• [Material for this exercise]

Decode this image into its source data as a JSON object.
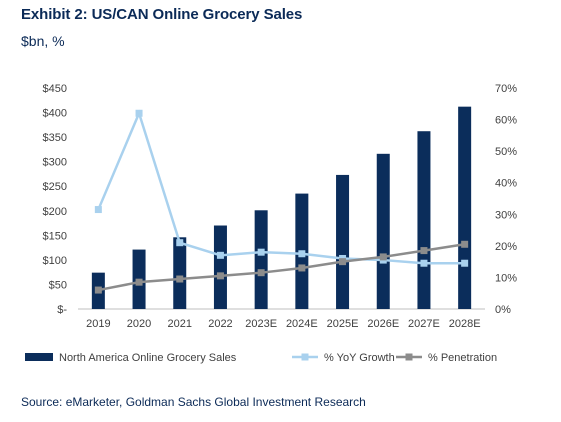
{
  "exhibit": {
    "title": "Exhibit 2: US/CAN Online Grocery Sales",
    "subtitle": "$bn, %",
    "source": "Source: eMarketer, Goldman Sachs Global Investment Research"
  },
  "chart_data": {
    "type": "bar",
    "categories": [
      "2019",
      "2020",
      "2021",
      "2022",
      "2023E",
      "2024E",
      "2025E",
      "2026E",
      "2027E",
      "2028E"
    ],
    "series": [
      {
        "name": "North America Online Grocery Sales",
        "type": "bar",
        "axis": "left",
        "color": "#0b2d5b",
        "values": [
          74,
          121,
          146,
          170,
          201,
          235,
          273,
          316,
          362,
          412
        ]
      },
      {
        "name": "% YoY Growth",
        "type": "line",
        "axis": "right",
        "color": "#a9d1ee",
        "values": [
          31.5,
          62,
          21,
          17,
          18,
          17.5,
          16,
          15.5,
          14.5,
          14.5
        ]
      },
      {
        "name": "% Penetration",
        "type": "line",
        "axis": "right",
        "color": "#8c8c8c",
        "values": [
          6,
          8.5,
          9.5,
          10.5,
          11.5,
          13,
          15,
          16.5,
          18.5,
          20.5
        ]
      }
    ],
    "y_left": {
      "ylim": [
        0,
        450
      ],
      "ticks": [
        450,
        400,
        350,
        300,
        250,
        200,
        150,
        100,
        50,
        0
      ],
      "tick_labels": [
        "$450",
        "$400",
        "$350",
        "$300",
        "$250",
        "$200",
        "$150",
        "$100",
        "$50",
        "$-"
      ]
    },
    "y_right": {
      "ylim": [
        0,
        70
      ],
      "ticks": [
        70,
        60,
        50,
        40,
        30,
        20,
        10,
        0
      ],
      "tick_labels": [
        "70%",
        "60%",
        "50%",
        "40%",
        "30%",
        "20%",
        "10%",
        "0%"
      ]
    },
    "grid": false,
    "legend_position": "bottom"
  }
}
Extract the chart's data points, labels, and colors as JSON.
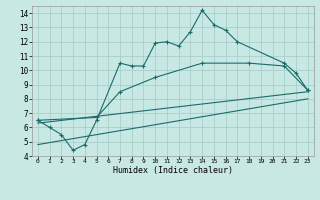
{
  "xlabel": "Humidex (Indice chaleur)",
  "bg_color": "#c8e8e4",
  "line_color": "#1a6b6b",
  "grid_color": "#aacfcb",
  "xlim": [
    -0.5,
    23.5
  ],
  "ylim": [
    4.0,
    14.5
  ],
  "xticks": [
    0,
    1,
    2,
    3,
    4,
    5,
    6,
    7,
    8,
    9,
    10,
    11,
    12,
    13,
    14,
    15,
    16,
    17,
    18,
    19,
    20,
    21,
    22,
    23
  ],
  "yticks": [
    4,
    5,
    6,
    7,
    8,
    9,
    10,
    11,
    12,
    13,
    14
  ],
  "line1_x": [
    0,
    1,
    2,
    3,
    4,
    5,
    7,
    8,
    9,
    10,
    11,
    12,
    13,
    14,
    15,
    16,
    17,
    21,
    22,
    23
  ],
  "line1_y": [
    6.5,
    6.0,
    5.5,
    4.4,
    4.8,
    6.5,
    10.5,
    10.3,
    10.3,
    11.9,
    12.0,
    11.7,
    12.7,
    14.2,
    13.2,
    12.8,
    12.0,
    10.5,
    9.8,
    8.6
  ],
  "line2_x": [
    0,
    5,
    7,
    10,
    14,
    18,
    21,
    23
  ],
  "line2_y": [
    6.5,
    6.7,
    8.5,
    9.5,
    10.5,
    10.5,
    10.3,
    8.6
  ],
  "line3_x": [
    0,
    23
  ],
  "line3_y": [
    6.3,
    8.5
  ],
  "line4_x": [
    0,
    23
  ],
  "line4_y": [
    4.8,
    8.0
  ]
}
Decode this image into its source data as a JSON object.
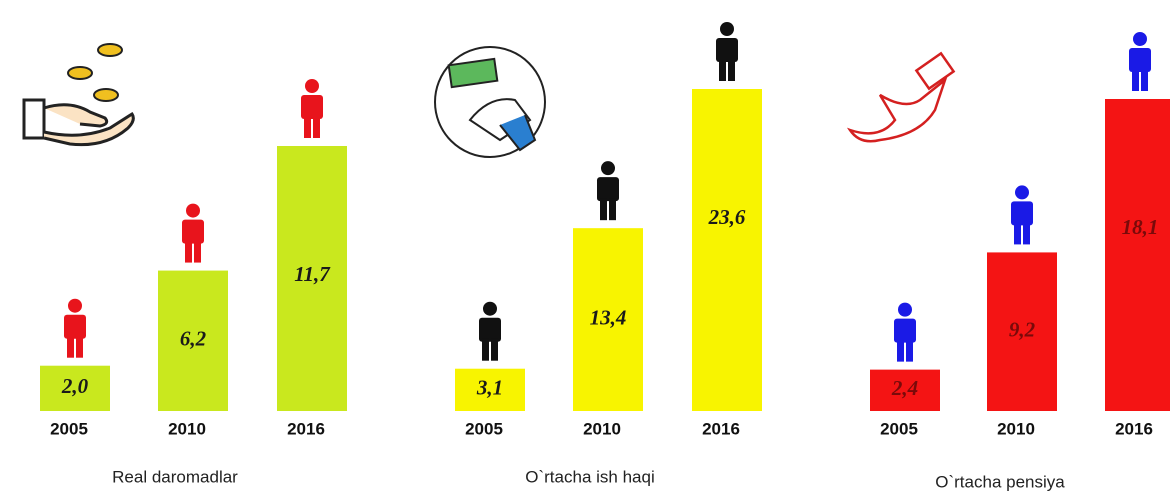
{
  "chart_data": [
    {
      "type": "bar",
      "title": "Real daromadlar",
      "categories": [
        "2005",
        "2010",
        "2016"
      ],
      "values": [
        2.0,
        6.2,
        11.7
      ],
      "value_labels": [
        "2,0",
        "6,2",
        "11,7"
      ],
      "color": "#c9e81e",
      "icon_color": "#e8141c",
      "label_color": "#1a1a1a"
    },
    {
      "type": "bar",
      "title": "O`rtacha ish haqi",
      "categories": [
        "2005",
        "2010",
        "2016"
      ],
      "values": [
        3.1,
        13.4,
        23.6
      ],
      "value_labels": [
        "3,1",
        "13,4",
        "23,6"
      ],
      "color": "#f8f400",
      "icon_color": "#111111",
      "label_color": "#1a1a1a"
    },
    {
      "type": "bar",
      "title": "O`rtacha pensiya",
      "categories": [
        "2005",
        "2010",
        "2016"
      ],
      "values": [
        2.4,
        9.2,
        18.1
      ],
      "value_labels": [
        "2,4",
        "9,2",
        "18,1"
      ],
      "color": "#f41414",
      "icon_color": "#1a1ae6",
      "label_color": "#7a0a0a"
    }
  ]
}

---

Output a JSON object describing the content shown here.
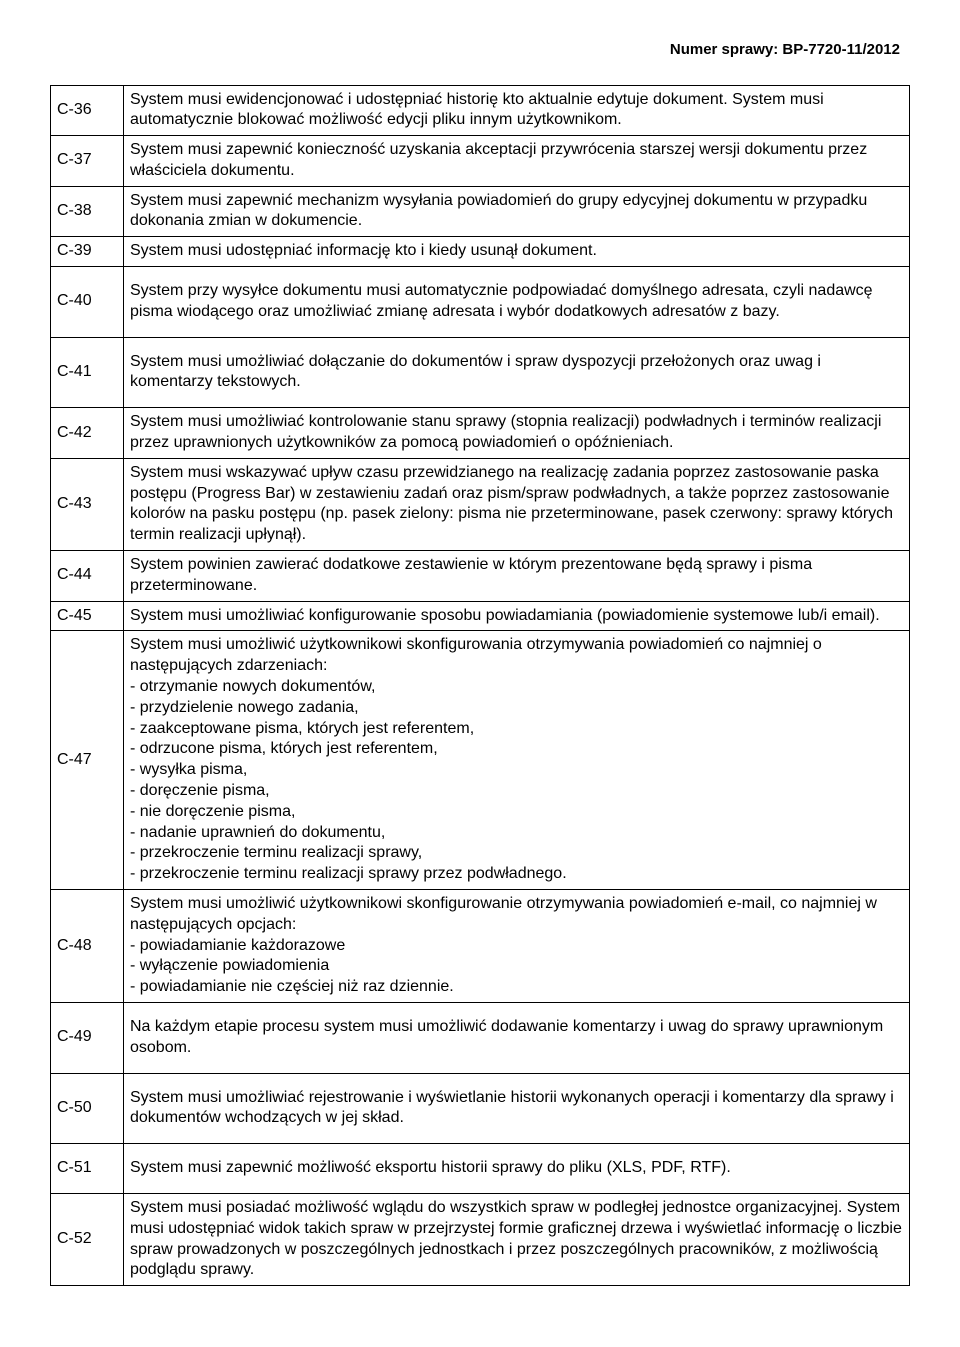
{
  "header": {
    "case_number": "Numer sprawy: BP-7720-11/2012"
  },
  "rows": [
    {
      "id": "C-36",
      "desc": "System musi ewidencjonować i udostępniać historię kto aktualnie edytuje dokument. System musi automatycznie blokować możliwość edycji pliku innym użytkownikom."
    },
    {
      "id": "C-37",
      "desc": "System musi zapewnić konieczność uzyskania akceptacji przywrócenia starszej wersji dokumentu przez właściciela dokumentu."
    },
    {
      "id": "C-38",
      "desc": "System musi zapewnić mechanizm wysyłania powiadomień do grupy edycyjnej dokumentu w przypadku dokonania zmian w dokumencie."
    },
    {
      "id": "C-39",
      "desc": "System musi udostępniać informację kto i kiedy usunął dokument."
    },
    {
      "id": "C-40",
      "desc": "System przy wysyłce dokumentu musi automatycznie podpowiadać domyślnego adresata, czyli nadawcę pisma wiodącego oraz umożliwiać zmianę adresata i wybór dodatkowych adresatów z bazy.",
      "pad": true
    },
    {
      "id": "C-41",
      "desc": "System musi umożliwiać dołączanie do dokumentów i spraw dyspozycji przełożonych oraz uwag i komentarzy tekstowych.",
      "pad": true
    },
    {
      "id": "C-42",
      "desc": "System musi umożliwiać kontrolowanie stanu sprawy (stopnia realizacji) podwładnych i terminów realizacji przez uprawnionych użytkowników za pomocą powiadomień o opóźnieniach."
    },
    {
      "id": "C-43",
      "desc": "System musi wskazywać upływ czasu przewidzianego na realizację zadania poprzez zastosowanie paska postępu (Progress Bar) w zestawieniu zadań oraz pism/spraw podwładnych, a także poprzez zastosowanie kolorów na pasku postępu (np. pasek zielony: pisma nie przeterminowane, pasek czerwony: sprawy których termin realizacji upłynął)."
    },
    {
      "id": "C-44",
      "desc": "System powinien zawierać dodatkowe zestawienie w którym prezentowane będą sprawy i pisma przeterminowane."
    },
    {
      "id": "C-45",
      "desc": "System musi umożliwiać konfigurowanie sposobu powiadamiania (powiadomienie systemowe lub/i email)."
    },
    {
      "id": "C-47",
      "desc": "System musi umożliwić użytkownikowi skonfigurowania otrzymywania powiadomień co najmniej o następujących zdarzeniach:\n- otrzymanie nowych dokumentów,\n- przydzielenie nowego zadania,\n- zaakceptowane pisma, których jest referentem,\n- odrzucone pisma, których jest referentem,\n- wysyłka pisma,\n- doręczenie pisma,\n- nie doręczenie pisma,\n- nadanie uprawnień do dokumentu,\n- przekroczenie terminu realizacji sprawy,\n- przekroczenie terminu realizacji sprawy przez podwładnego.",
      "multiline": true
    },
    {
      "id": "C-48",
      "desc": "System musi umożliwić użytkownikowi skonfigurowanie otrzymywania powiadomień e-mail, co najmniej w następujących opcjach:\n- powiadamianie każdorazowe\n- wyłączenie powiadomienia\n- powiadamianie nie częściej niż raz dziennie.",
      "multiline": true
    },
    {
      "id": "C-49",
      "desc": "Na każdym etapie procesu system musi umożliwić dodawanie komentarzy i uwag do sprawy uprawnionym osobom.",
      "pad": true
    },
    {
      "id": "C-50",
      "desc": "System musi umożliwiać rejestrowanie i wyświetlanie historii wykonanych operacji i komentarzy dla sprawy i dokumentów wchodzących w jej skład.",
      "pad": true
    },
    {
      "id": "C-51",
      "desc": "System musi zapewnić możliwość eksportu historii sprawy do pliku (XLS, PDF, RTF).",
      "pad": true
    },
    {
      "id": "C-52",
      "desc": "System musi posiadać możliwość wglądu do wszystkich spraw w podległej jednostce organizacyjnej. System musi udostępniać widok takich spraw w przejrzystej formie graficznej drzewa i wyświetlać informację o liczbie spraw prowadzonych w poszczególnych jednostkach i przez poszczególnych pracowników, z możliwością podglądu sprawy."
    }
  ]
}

• [Task to carry out] Find the word "rtacha" in the records and pull out each line that has it.

• [Response]
      "title": "O`rtacha ish haqi",
      "title": "O`rtacha pensiya",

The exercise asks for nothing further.